## Exercise description
Write out the records that appear below, verbatim and complete, but without pictures.

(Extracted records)
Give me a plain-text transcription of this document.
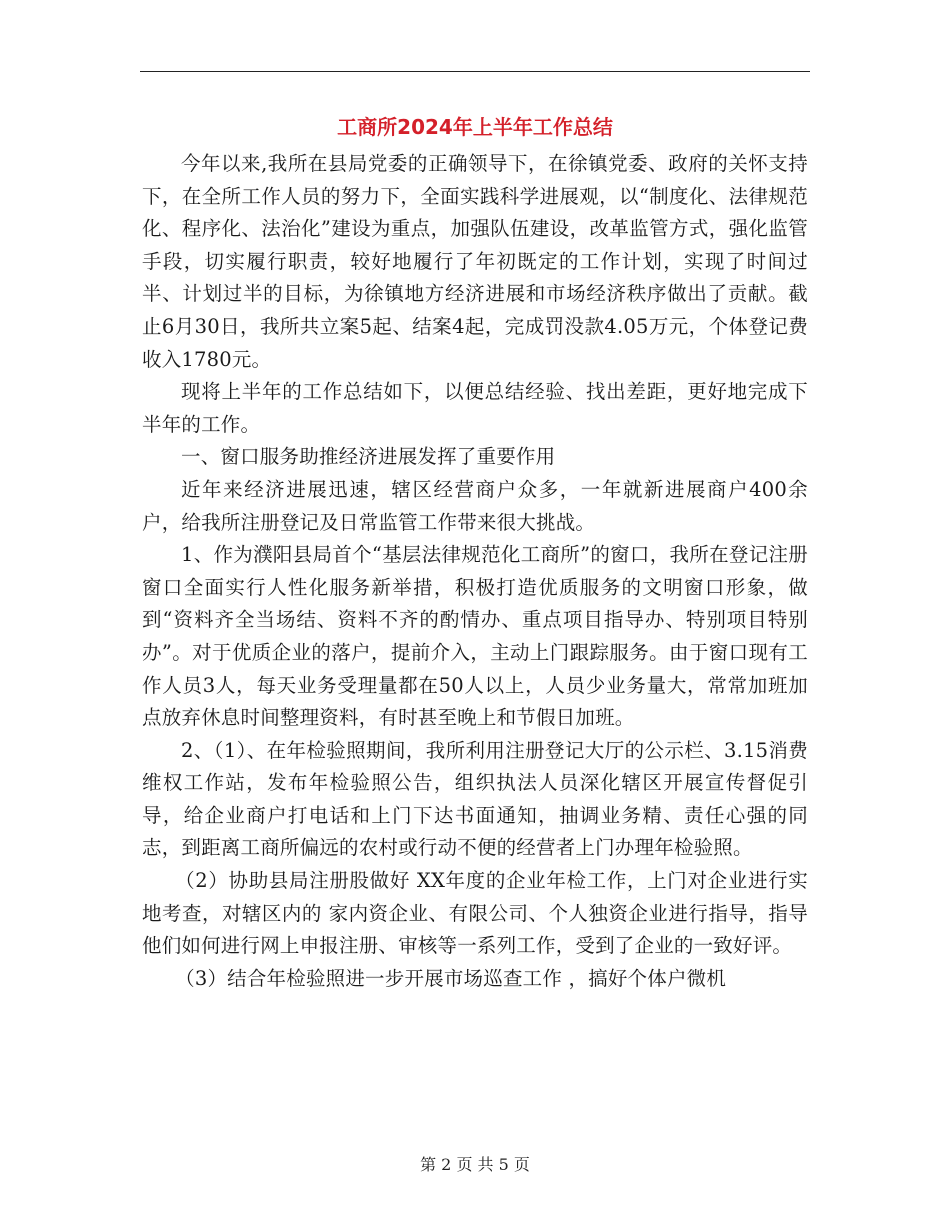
工商所2024年上半年工作总结

今年以来,我所在县局党委的正确领导下，在徐镇党委、政府的关怀支持下，在全所工作人员的努力下，全面实践科学进展观，以“制度化、法律规范化、程序化、法治化”建设为重点，加强队伍建设，改革监管方式，强化监管手段，切实履行职责，较好地履行了年初既定的工作计划，实现了时间过半、计划过半的目标，为徐镇地方经济进展和市场经济秩序做出了贡献。截止6月30日，我所共立案5起、结案4起，完成罚没款4.05万元，个体登记费收入1780元。

现将上半年的工作总结如下，以便总结经验、找出差距，更好地完成下半年的工作。

一、窗口服务助推经济进展发挥了重要作用

近年来经济进展迅速，辖区经营商户众多，一年就新进展商户400余户，给我所注册登记及日常监管工作带来很大挑战。

1、作为濮阳县局首个“基层法律规范化工商所”的窗口，我所在登记注册窗口全面实行人性化服务新举措，积极打造优质服务的文明窗口形象，做到“资料齐全当场结、资料不齐的酌情办、重点项目指导办、特别项目特别办”。对于优质企业的落户，提前介入，主动上门跟踪服务。由于窗口现有工作人员3人，每天业务受理量都在50人以上，人员少业务量大，常常加班加点放弃休息时间整理资料，有时甚至晚上和节假日加班。

2、（1）、在年检验照期间，我所利用注册登记大厅的公示栏、3.15消费维权工作站，发布年检验照公告，组织执法人员深化辖区开展宣传督促引导，给企业商户打电话和上门下达书面通知，抽调业务精、责任心强的同志，到距离工商所偏远的农村或行动不便的经营者上门办理年检验照。

（2）协助县局注册股做好 XX年度的企业年检工作，上门对企业进行实地考查，对辖区内的 家内资企业、有限公司、个人独资企业进行指导，指导他们如何进行网上申报注册、审核等一系列工作，受到了企业的一致好评。

（3）结合年检验照进一步开展市场巡查工作 ，搞好个体户微机

第 2 页 共 5 页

## Response to this exercise
Give me a plain-text transcription of this document.
工商所2024年上半年工作总结

今年以来,我所在县局党委的正确领导下，在徐镇党委、政府的关怀支持下，在全所工作人员的努力下，全面实践科学进展观，以“制度化、法律规范化、程序化、法治化”建设为重点，加强队伍建设，改革监管方式，强化监管手段，切实履行职责，较好地履行了年初既定的工作计划，实现了时间过半、计划过半的目标，为徐镇地方经济进展和市场经济秩序做出了贡献。截止6月30日，我所共立案5起、结案4起，完成罚没款4.05万元，个体登记费收入1780元。

现将上半年的工作总结如下，以便总结经验、找出差距，更好地完成下半年的工作。

一、窗口服务助推经济进展发挥了重要作用

近年来经济进展迅速，辖区经营商户众多，一年就新进展商户400余户，给我所注册登记及日常监管工作带来很大挑战。

1、作为濮阳县局首个“基层法律规范化工商所”的窗口，我所在登记注册窗口全面实行人性化服务新举措，积极打造优质服务的文明窗口形象，做到“资料齐全当场结、资料不齐的酌情办、重点项目指导办、特别项目特别办”。对于优质企业的落户，提前介入，主动上门跟踪服务。由于窗口现有工作人员3人，每天业务受理量都在50人以上，人员少业务量大，常常加班加点放弃休息时间整理资料，有时甚至晚上和节假日加班。

2、（1）、在年检验照期间，我所利用注册登记大厅的公示栏、3.15消费维权工作站，发布年检验照公告，组织执法人员深化辖区开展宣传督促引导，给企业商户打电话和上门下达书面通知，抽调业务精、责任心强的同志，到距离工商所偏远的农村或行动不便的经营者上门办理年检验照。

（2）协助县局注册股做好 XX年度的企业年检工作，上门对企业进行实地考查，对辖区内的 家内资企业、有限公司、个人独资企业进行指导，指导他们如何进行网上申报注册、审核等一系列工作，受到了企业的一致好评。

（3）结合年检验照进一步开展市场巡查工作 ，搞好个体户微机

第 2 页 共 5 页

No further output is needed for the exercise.